Raw data:
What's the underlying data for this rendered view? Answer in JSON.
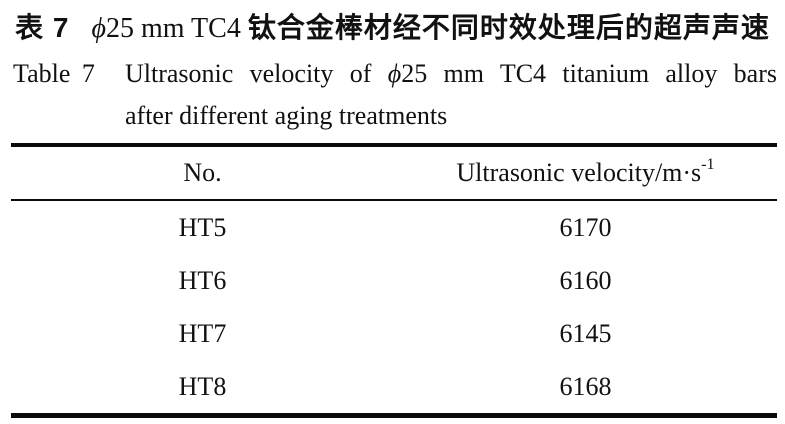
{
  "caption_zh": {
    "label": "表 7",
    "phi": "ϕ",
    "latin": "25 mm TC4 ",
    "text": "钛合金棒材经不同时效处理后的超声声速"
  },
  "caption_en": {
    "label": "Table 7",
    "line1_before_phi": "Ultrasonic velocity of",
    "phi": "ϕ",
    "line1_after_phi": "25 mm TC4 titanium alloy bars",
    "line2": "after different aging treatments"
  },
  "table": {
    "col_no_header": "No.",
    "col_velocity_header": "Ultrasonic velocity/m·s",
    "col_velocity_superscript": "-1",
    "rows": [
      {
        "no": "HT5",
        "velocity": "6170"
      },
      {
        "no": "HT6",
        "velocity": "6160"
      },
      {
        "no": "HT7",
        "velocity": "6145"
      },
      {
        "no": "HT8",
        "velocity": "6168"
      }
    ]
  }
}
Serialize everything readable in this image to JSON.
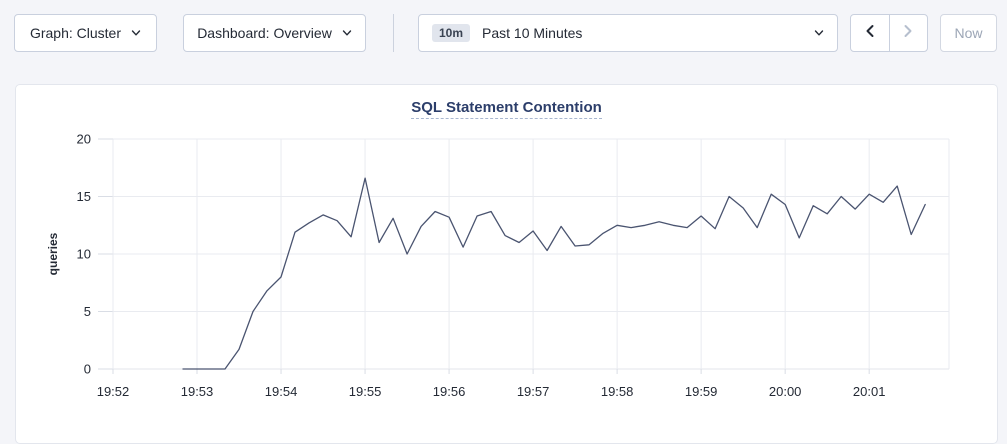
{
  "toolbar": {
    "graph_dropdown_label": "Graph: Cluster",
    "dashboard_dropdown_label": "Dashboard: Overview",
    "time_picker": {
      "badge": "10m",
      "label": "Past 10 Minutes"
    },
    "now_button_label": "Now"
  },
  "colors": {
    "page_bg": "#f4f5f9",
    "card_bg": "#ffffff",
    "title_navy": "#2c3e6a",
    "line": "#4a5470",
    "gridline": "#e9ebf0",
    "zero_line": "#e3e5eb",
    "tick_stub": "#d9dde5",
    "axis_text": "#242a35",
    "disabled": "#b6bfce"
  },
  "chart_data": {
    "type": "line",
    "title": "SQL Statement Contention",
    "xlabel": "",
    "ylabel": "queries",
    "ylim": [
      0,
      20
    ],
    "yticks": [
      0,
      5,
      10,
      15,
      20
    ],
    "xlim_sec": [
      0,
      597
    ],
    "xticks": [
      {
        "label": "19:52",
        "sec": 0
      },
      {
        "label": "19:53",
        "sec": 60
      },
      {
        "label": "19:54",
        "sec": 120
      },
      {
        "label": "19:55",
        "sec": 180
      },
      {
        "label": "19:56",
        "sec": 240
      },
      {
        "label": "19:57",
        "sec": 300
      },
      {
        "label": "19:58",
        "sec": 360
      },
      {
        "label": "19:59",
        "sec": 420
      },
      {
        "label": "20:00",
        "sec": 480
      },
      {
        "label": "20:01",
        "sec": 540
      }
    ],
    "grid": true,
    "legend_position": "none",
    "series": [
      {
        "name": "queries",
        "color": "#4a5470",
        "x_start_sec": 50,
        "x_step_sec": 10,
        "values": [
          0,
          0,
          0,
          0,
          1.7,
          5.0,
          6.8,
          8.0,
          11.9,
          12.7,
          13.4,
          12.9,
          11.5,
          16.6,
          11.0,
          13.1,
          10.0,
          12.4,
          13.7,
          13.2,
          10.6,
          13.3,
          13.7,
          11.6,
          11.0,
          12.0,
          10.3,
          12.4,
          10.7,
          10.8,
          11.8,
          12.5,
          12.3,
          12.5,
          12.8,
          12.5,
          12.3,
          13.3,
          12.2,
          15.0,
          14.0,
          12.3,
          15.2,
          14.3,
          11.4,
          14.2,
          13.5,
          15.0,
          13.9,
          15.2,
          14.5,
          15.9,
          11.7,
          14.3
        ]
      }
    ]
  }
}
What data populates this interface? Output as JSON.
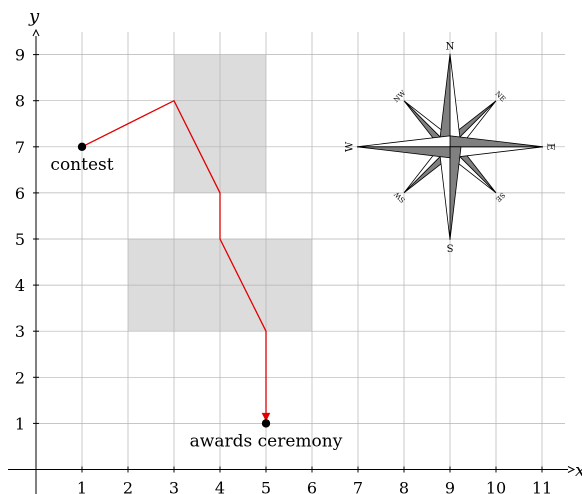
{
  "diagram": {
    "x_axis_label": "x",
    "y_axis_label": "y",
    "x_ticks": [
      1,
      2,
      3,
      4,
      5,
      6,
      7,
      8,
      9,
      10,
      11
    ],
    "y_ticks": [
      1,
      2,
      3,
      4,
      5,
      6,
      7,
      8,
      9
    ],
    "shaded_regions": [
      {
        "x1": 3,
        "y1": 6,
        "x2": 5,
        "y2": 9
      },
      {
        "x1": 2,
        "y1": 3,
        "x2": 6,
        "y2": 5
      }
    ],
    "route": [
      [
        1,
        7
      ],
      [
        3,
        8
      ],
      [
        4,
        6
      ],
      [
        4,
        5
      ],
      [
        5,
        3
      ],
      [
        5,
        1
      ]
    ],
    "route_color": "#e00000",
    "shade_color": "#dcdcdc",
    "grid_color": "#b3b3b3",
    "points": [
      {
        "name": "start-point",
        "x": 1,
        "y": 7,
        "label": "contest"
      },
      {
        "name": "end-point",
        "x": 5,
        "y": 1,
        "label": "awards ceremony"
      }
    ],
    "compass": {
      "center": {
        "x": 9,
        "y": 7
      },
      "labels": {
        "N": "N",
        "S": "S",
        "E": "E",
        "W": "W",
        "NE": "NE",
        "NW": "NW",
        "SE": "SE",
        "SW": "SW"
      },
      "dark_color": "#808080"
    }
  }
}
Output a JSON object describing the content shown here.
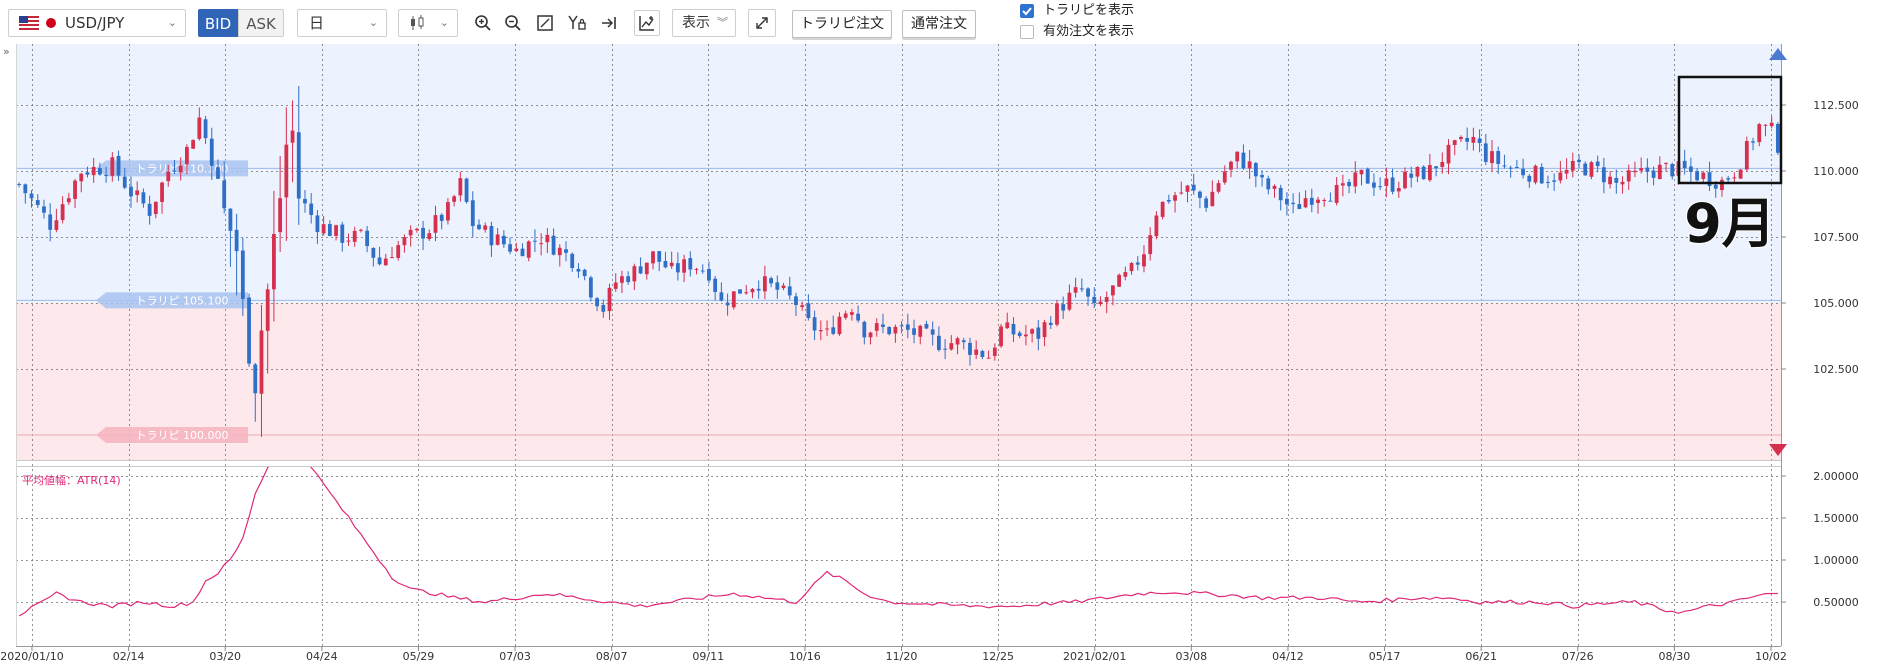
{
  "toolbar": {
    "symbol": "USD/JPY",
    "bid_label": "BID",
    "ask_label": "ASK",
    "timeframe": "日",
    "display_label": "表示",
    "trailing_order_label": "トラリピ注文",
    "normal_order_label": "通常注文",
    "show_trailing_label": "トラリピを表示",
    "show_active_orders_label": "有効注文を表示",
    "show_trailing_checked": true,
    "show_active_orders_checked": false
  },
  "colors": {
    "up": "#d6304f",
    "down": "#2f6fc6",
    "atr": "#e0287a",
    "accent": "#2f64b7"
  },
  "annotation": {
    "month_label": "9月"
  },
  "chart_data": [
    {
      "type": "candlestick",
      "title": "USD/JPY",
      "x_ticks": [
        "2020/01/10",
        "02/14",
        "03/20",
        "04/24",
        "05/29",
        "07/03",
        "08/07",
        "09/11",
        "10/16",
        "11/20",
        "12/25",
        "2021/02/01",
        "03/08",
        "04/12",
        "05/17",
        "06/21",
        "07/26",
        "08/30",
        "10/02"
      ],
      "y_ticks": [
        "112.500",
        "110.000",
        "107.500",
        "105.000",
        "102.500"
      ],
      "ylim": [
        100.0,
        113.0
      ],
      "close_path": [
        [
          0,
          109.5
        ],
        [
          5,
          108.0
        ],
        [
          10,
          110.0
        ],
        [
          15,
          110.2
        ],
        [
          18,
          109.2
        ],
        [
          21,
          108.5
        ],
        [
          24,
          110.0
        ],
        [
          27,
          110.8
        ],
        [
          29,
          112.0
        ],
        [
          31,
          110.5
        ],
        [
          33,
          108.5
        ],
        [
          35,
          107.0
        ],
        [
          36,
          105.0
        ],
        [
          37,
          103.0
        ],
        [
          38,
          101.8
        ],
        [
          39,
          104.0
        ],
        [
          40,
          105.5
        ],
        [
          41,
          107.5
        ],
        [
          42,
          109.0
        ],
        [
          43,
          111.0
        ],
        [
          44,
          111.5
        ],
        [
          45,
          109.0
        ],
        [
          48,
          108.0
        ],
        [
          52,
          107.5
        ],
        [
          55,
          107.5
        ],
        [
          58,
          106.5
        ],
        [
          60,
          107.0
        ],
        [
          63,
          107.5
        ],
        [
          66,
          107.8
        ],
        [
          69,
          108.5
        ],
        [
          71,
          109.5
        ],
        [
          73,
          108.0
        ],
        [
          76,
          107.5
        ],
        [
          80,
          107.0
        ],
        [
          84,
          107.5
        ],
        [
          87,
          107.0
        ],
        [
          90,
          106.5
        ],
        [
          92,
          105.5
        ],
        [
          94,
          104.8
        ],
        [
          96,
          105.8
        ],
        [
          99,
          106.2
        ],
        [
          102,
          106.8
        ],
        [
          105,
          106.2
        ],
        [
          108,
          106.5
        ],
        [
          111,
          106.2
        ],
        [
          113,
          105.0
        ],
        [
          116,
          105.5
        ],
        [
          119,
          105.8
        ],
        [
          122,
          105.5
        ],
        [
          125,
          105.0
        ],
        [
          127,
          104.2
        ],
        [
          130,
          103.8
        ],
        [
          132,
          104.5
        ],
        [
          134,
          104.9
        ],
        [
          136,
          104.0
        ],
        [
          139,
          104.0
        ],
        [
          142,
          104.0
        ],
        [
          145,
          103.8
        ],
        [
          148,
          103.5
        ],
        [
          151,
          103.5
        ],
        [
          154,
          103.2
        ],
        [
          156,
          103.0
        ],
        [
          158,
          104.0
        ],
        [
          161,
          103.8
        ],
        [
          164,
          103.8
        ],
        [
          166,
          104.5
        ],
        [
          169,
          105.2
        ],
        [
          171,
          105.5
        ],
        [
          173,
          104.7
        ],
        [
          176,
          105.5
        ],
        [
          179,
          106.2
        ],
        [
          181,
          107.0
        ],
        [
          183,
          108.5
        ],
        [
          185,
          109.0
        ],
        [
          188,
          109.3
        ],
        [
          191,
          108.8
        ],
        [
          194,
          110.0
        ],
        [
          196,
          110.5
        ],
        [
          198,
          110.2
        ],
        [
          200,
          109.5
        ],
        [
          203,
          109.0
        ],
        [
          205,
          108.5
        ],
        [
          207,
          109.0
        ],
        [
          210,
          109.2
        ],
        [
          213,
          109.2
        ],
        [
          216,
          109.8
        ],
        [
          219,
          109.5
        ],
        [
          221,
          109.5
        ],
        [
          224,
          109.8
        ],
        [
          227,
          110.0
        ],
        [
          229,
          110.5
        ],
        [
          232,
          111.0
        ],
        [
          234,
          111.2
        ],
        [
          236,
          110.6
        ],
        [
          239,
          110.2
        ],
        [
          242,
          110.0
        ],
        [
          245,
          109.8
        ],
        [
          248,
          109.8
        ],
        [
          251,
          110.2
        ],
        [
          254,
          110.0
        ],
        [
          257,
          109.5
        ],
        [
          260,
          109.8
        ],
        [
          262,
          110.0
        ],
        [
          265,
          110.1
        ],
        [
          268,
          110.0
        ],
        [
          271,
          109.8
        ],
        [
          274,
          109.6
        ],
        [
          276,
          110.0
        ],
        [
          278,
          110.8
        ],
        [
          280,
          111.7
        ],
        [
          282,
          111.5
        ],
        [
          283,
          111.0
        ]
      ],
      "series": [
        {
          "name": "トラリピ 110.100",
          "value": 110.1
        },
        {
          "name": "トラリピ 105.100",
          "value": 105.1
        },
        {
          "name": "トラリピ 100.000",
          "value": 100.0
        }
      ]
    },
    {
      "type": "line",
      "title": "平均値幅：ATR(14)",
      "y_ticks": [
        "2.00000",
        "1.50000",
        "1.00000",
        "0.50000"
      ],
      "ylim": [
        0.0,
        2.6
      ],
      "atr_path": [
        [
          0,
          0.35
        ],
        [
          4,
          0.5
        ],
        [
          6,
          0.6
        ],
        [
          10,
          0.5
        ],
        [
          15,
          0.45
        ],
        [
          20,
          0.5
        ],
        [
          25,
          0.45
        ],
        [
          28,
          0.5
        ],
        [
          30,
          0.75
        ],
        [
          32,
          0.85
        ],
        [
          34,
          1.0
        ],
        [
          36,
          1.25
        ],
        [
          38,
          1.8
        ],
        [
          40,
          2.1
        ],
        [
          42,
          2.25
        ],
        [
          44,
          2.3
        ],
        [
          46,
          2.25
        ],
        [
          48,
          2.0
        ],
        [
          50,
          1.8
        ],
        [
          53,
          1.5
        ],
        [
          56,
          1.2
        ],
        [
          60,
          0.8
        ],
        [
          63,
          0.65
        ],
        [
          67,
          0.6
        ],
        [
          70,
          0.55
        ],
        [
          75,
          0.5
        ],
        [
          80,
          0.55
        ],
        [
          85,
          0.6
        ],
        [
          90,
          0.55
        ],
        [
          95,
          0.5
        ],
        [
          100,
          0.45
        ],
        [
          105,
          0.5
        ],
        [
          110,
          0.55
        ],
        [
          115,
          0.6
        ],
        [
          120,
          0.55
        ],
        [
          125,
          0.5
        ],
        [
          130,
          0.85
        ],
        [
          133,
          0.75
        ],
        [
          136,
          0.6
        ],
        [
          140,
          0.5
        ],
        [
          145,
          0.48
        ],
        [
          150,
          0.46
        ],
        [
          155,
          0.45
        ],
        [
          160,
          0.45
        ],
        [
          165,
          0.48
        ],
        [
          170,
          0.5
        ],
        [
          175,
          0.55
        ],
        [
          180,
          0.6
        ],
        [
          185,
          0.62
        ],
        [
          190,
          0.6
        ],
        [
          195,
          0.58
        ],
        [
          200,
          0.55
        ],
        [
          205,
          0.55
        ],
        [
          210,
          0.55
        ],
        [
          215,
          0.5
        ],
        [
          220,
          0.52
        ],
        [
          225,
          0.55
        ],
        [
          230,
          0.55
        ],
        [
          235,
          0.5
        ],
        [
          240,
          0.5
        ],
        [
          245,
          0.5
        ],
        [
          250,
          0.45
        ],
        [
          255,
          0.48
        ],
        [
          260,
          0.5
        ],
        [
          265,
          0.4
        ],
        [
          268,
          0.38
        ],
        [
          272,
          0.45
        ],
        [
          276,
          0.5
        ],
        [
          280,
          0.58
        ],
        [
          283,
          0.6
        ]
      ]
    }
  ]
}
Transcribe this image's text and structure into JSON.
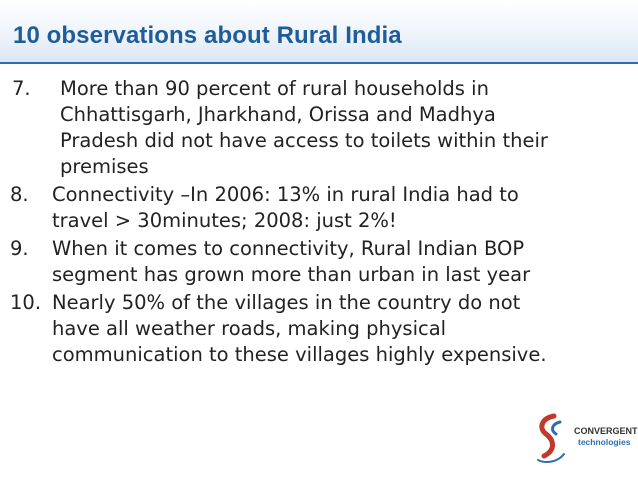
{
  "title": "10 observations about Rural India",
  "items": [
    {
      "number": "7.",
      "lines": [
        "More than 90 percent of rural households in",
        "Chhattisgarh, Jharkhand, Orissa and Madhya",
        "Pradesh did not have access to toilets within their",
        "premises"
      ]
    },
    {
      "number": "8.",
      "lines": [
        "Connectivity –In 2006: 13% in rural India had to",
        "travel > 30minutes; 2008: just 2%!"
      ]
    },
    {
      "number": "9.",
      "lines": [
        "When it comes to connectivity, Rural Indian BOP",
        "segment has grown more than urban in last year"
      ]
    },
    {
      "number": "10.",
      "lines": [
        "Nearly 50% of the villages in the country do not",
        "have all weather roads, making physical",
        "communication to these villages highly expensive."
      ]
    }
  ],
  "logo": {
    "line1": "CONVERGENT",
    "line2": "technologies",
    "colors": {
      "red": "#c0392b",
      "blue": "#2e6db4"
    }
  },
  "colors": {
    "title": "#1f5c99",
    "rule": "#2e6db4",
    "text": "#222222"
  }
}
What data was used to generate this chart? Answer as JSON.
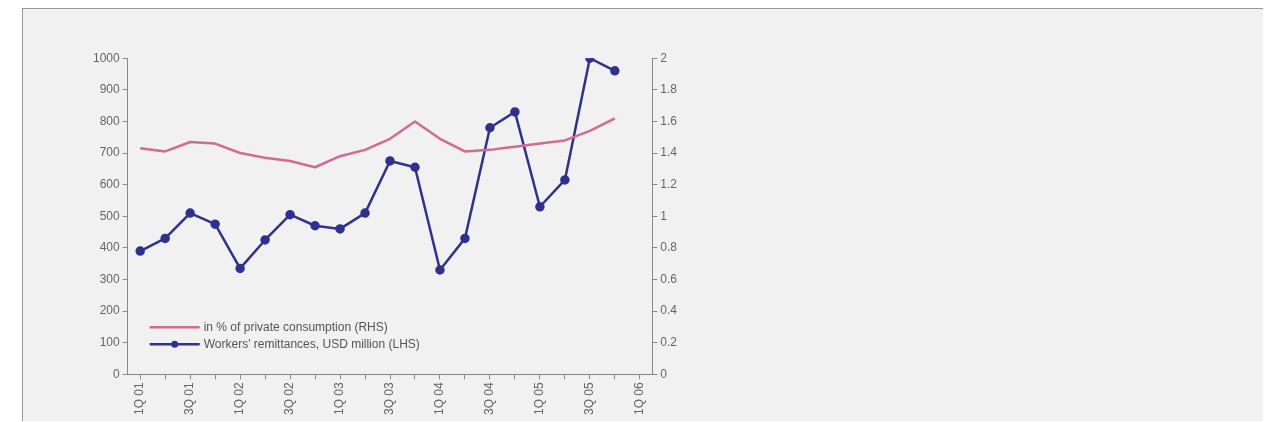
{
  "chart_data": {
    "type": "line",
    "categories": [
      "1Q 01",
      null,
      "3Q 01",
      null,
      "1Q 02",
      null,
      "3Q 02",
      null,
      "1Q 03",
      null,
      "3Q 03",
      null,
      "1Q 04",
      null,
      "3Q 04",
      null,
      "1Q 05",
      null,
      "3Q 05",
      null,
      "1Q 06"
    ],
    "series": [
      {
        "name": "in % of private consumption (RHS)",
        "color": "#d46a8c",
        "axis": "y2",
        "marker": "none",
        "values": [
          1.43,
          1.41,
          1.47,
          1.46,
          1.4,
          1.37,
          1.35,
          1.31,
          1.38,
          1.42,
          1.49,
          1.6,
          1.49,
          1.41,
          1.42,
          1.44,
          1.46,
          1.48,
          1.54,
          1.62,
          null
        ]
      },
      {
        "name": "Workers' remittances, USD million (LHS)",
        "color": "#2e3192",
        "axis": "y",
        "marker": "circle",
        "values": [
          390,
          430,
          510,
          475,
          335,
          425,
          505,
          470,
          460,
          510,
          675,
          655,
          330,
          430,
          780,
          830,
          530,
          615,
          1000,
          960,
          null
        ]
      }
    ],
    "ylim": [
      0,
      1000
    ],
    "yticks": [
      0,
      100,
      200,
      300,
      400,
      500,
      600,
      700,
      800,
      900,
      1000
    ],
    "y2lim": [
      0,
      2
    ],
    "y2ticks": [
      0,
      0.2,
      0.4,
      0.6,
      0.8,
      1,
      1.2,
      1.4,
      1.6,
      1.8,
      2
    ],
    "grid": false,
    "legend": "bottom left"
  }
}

Task goal:
How many lines of the listing include the string "this"? Answer with the number alone.

Finished task:
5